Begin

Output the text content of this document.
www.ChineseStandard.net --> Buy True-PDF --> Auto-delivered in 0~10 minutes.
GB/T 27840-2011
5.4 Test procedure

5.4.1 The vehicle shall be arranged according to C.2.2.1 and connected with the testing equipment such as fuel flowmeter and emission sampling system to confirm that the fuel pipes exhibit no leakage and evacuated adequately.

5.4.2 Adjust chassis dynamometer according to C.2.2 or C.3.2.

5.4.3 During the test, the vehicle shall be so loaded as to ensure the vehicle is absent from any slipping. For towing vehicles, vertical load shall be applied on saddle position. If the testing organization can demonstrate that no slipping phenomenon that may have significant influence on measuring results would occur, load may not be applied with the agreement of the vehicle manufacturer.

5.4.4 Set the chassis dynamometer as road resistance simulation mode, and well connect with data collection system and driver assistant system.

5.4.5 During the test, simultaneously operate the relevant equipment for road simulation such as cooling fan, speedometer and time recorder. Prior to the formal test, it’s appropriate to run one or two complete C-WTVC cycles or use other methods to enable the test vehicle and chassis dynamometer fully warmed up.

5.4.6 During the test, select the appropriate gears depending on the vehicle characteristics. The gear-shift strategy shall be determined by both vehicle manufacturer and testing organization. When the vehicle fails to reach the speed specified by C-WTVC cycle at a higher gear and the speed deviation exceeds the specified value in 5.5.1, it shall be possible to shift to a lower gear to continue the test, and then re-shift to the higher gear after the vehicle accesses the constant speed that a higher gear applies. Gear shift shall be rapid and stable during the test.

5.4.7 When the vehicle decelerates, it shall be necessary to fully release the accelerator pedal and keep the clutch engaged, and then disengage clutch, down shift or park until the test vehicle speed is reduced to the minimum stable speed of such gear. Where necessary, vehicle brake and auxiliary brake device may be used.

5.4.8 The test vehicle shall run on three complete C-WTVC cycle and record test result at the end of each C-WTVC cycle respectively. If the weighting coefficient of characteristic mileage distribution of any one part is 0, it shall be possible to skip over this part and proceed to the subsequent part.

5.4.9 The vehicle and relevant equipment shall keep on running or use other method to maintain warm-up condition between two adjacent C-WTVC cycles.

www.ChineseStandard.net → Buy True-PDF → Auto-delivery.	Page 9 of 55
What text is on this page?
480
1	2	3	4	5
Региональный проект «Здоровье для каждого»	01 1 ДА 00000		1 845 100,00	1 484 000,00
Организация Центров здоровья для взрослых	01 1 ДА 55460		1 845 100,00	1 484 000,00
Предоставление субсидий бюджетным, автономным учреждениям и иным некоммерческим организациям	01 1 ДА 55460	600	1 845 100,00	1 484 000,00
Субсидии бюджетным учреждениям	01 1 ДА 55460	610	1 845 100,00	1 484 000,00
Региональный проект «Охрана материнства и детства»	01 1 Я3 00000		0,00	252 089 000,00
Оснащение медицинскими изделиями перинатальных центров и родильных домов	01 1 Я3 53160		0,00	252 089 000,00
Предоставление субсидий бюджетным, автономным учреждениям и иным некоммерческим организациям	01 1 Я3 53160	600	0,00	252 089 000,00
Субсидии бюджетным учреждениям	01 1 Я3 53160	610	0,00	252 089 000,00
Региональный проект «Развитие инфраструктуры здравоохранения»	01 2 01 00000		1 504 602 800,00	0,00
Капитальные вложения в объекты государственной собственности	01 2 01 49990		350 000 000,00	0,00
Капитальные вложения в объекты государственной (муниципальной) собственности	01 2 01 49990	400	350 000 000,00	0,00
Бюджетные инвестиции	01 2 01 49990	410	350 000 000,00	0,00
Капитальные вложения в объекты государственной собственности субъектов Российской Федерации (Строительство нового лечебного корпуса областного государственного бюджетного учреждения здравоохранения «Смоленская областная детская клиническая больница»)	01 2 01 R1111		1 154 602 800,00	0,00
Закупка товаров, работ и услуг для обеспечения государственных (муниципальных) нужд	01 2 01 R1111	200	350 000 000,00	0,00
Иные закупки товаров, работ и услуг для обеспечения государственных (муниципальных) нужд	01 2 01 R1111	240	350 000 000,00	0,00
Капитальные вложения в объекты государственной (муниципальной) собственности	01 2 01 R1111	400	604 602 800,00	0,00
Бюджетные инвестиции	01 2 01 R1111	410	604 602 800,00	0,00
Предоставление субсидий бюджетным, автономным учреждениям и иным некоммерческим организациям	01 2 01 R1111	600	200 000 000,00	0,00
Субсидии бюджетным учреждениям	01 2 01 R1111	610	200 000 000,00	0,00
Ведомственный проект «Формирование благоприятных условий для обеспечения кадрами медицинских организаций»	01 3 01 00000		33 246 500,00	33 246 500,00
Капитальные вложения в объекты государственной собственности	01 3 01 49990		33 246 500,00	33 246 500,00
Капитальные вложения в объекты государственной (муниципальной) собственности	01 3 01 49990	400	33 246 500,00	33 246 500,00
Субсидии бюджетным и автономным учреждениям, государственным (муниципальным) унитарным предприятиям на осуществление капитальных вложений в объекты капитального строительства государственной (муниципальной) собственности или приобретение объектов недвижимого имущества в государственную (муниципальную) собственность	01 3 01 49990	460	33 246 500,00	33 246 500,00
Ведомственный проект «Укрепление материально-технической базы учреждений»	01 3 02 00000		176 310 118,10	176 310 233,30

End

• What to work on:
Retype all of the entries precisely as they are.

• Problem solution:
Output the text content of this document.
www.ChineseStandard.net --> Buy True-PDF --> Auto-delivered in 0~10 minutes.
GB/T 27840-2011
5.4 Test procedure

5.4.1 The vehicle shall be arranged according to C.2.2.1 and connected with the testing equipment such as fuel flowmeter and emission sampling system to confirm that the fuel pipes exhibit no leakage and evacuated adequately.

5.4.2 Adjust chassis dynamometer according to C.2.2 or C.3.2.

5.4.3 During the test, the vehicle shall be so loaded as to ensure the vehicle is absent from any slipping. For towing vehicles, vertical load shall be applied on saddle position. If the testing organization can demonstrate that no slipping phenomenon that may have significant influence on measuring results would occur, load may not be applied with the agreement of the vehicle manufacturer.

5.4.4 Set the chassis dynamometer as road resistance simulation mode, and well connect with data collection system and driver assistant system.

5.4.5 During the test, simultaneously operate the relevant equipment for road simulation such as cooling fan, speedometer and time recorder. Prior to the formal test, it’s appropriate to run one or two complete C-WTVC cycles or use other methods to enable the test vehicle and chassis dynamometer fully warmed up.

5.4.6 During the test, select the appropriate gears depending on the vehicle characteristics. The gear-shift strategy shall be determined by both vehicle manufacturer and testing organization. When the vehicle fails to reach the speed specified by C-WTVC cycle at a higher gear and the speed deviation exceeds the specified value in 5.5.1, it shall be possible to shift to a lower gear to continue the test, and then re-shift to the higher gear after the vehicle accesses the constant speed that a higher gear applies. Gear shift shall be rapid and stable during the test.

5.4.7 When the vehicle decelerates, it shall be necessary to fully release the accelerator pedal and keep the clutch engaged, and then disengage clutch, down shift or park until the test vehicle speed is reduced to the minimum stable speed of such gear. Where necessary, vehicle brake and auxiliary brake device may be used.

5.4.8 The test vehicle shall run on three complete C-WTVC cycle and record test result at the end of each C-WTVC cycle respectively. If the weighting coefficient of characteristic mileage distribution of any one part is 0, it shall be possible to skip over this part and proceed to the subsequent part.

5.4.9 The vehicle and relevant equipment shall keep on running or use other method to maintain warm-up condition between two adjacent C-WTVC cycles.

www.ChineseStandard.net → Buy True-PDF → Auto-delivery.	Page 9 of 55
What text is on this page?
480
1	2	3	4	5
Региональный проект «Здоровье для каждого»	01 1 ДА 00000		1 845 100,00	1 484 000,00
Организация Центров здоровья для взрослых	01 1 ДА 55460		1 845 100,00	1 484 000,00
Предоставление субсидий бюджетным, автономным учреждениям и иным некоммерческим организациям	01 1 ДА 55460	600	1 845 100,00	1 484 000,00
Субсидии бюджетным учреждениям	01 1 ДА 55460	610	1 845 100,00	1 484 000,00
Региональный проект «Охрана материнства и детства»	01 1 Я3 00000		0,00	252 089 000,00
Оснащение медицинскими изделиями перинатальных центров и родильных домов	01 1 Я3 53160		0,00	252 089 000,00
Предоставление субсидий бюджетным, автономным учреждениям и иным некоммерческим организациям	01 1 Я3 53160	600	0,00	252 089 000,00
Субсидии бюджетным учреждениям	01 1 Я3 53160	610	0,00	252 089 000,00
Региональный проект «Развитие инфраструктуры здравоохранения»	01 2 01 00000		1 504 602 800,00	0,00
Капитальные вложения в объекты государственной собственности	01 2 01 49990		350 000 000,00	0,00
Капитальные вложения в объекты государственной (муниципальной) собственности	01 2 01 49990	400	350 000 000,00	0,00
Бюджетные инвестиции	01 2 01 49990	410	350 000 000,00	0,00
Капитальные вложения в объекты государственной собственности субъектов Российской Федерации (Строительство нового лечебного корпуса областного государственного бюджетного учреждения здравоохранения «Смоленская областная детская клиническая больница»)	01 2 01 R1111		1 154 602 800,00	0,00
Закупка товаров, работ и услуг для обеспечения государственных (муниципальных) нужд	01 2 01 R1111	200	350 000 000,00	0,00
Иные закупки товаров, работ и услуг для обеспечения государственных (муниципальных) нужд	01 2 01 R1111	240	350 000 000,00	0,00
Капитальные вложения в объекты государственной (муниципальной) собственности	01 2 01 R1111	400	604 602 800,00	0,00
Бюджетные инвестиции	01 2 01 R1111	410	604 602 800,00	0,00
Предоставление субсидий бюджетным, автономным учреждениям и иным некоммерческим организациям	01 2 01 R1111	600	200 000 000,00	0,00
Субсидии бюджетным учреждениям	01 2 01 R1111	610	200 000 000,00	0,00
Ведомственный проект «Формирование благоприятных условий для обеспечения кадрами медицинских организаций»	01 3 01 00000		33 246 500,00	33 246 500,00
Капитальные вложения в объекты государственной собственности	01 3 01 49990		33 246 500,00	33 246 500,00
Капитальные вложения в объекты государственной (муниципальной) собственности	01 3 01 49990	400	33 246 500,00	33 246 500,00
Субсидии бюджетным и автономным учреждениям, государственным (муниципальным) унитарным предприятиям на осуществление капитальных вложений в объекты капитального строительства государственной (муниципальной) собственности или приобретение объектов недвижимого имущества в государственную (муниципальную) собственность	01 3 01 49990	460	33 246 500,00	33 246 500,00
Ведомственный проект «Укрепление материально-технической базы учреждений»	01 3 02 00000		176 310 118,10	176 310 233,30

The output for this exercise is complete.